** Supplied material follows **

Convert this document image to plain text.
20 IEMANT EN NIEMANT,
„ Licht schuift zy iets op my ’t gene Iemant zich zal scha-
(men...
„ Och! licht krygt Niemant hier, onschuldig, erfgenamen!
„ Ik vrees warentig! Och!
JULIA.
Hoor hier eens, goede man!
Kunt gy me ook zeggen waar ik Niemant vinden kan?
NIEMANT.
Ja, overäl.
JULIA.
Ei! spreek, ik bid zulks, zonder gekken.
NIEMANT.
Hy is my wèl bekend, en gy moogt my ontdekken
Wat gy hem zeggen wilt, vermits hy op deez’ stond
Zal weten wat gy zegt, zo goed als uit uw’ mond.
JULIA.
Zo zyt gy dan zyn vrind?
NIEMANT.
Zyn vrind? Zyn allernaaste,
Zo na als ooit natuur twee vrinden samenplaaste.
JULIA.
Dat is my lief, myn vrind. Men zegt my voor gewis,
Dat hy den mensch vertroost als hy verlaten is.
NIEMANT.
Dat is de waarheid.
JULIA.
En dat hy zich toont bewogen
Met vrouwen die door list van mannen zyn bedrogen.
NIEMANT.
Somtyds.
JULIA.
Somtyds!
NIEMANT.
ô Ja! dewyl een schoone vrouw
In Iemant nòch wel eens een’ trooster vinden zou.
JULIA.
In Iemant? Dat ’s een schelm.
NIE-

** End of Supplied material **

> _Exercise goal_: Line by line, reproduce the records above exactly.

> _Output_:
Convert this document image to plain text.
20 IEMANT EN NIEMANT,
„ Licht schuift zy iets op my ’t gene Iemant zich zal scha-
(men...
„ Och! licht krygt Niemant hier, onschuldig, erfgenamen!
„ Ik vrees warentig! Och!
JULIA.
Hoor hier eens, goede man!
Kunt gy me ook zeggen waar ik Niemant vinden kan?
NIEMANT.
Ja, overäl.
JULIA.
Ei! spreek, ik bid zulks, zonder gekken.
NIEMANT.
Hy is my wèl bekend, en gy moogt my ontdekken
Wat gy hem zeggen wilt, vermits hy op deez’ stond
Zal weten wat gy zegt, zo goed als uit uw’ mond.
JULIA.
Zo zyt gy dan zyn vrind?
NIEMANT.
Zyn vrind? Zyn allernaaste,
Zo na als ooit natuur twee vrinden samenplaaste.
JULIA.
Dat is my lief, myn vrind. Men zegt my voor gewis,
Dat hy den mensch vertroost als hy verlaten is.
NIEMANT.
Dat is de waarheid.
JULIA.
En dat hy zich toont bewogen
Met vrouwen die door list van mannen zyn bedrogen.
NIEMANT.
Somtyds.
JULIA.
Somtyds!
NIEMANT.
ô Ja! dewyl een schoone vrouw
In Iemant nòch wel eens een’ trooster vinden zou.
JULIA.
In Iemant? Dat ’s een schelm.
NIE-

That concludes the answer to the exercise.